WORK REQUEST>
Across the entries below, how many lines include "True"? Give the number and nothing else.

AVAILABLE RECORDS>
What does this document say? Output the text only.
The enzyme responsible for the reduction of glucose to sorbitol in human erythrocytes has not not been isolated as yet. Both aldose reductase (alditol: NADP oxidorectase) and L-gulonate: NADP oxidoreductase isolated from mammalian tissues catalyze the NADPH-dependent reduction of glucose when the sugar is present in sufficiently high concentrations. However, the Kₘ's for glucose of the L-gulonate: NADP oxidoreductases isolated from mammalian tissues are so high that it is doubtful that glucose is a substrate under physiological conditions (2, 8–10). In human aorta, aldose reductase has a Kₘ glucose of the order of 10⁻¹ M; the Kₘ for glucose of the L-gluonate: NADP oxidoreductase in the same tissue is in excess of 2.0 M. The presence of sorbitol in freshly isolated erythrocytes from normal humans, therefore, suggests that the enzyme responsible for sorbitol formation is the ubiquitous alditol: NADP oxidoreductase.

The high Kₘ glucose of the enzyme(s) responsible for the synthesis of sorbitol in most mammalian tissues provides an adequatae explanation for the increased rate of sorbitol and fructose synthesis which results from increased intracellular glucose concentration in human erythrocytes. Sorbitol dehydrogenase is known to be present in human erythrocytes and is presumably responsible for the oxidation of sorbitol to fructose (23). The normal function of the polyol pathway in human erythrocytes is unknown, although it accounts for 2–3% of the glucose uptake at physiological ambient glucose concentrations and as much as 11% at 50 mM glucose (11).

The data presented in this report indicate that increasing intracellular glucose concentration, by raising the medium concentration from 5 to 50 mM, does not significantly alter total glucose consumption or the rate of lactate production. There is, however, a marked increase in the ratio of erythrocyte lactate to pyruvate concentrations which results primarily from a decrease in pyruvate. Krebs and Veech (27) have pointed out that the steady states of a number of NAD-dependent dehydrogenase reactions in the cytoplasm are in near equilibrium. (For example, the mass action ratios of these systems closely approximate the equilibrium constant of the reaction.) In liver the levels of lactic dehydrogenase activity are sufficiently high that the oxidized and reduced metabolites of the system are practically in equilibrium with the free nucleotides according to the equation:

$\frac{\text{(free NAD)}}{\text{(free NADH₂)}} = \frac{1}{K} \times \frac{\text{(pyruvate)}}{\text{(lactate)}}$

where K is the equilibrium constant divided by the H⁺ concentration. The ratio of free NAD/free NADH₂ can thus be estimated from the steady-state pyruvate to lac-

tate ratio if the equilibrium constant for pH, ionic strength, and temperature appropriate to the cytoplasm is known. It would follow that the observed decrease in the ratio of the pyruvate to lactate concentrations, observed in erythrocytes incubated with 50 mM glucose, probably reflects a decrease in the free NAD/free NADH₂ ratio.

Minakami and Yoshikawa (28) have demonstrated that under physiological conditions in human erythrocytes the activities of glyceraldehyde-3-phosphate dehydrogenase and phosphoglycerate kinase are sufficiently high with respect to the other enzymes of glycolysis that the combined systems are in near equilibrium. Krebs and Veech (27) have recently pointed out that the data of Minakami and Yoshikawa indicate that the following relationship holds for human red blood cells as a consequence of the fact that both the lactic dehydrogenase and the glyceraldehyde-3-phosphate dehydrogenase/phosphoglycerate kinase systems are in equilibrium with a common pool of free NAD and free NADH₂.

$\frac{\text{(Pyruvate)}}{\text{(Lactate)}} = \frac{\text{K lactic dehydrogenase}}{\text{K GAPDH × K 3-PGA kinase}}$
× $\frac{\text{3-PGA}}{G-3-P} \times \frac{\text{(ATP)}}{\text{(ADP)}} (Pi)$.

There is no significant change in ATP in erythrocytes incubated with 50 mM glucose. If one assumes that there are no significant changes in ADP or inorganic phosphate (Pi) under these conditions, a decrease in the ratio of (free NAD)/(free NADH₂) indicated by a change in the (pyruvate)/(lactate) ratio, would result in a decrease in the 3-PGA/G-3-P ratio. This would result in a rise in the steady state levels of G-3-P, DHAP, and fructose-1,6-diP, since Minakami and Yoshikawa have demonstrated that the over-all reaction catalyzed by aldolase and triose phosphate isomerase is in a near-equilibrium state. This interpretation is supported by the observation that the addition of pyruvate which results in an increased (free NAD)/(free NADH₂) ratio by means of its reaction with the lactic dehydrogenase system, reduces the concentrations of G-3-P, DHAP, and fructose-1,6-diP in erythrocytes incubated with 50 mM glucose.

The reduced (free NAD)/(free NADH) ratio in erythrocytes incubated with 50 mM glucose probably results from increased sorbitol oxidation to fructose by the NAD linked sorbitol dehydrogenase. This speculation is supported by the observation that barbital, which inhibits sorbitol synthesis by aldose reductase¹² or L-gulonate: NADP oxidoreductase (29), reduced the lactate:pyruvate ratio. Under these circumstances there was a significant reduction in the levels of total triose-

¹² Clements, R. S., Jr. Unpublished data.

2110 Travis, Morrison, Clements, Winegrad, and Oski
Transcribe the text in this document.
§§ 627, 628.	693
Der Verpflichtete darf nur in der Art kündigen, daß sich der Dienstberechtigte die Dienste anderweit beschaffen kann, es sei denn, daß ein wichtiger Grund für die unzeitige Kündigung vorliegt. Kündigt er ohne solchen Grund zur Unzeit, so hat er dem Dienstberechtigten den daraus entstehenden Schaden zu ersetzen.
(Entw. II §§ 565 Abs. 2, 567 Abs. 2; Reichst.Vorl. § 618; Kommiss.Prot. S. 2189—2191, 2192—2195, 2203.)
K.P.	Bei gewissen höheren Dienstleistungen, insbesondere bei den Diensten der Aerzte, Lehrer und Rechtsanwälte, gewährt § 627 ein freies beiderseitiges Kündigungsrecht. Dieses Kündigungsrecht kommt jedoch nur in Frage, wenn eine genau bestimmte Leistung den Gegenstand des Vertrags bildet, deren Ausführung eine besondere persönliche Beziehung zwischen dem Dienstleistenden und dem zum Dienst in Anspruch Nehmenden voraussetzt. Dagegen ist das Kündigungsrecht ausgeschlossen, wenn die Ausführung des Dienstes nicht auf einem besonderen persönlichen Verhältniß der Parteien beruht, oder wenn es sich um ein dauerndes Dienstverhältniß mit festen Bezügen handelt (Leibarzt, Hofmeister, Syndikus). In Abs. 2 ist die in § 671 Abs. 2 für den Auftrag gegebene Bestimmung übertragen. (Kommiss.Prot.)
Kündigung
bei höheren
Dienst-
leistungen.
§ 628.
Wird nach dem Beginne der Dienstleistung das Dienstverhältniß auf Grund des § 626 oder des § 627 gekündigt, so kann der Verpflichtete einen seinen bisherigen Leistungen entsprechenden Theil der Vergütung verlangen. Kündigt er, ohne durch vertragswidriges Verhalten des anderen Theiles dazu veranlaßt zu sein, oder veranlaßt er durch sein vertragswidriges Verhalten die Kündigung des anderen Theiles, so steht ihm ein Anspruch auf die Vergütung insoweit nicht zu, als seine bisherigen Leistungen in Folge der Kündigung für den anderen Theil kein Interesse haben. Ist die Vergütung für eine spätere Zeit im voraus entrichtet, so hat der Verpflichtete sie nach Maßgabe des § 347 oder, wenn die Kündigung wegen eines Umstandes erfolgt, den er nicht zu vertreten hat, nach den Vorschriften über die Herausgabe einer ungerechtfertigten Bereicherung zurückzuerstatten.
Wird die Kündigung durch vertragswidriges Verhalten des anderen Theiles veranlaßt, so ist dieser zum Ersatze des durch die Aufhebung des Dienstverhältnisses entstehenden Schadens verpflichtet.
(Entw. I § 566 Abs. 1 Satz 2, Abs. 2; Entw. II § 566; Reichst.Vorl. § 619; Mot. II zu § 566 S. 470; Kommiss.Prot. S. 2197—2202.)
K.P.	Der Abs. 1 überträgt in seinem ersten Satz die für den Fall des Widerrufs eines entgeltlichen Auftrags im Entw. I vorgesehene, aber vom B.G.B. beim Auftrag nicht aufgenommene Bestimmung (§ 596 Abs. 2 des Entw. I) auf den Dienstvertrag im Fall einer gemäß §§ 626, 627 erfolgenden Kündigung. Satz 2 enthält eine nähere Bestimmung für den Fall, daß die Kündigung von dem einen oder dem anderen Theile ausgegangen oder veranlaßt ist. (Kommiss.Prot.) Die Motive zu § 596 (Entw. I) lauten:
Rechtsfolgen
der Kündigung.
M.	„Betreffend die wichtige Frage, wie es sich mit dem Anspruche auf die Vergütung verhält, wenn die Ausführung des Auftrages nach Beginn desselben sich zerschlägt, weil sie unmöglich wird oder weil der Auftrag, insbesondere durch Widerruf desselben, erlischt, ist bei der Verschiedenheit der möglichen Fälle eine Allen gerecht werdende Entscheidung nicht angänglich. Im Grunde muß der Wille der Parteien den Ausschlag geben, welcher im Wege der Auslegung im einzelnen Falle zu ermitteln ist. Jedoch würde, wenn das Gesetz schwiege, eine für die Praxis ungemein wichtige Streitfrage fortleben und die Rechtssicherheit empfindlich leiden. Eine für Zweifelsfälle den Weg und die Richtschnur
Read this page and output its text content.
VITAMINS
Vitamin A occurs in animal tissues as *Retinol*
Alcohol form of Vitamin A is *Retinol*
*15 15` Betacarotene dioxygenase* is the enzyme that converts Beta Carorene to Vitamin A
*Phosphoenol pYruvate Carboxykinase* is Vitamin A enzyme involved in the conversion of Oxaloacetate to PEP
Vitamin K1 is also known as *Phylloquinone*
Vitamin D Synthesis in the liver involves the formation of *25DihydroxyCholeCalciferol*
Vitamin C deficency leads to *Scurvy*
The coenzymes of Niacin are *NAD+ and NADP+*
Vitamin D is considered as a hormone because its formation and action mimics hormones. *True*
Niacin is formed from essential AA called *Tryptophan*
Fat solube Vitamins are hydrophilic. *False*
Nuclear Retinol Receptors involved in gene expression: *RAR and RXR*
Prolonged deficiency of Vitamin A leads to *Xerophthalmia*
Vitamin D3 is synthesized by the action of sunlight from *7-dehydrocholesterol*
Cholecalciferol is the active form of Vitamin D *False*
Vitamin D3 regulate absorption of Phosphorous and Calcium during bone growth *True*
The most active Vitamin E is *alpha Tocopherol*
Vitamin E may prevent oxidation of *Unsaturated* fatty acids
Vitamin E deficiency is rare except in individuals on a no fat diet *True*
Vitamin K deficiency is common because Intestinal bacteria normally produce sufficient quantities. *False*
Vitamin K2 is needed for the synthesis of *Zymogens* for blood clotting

WRITTEN ANSWER>
3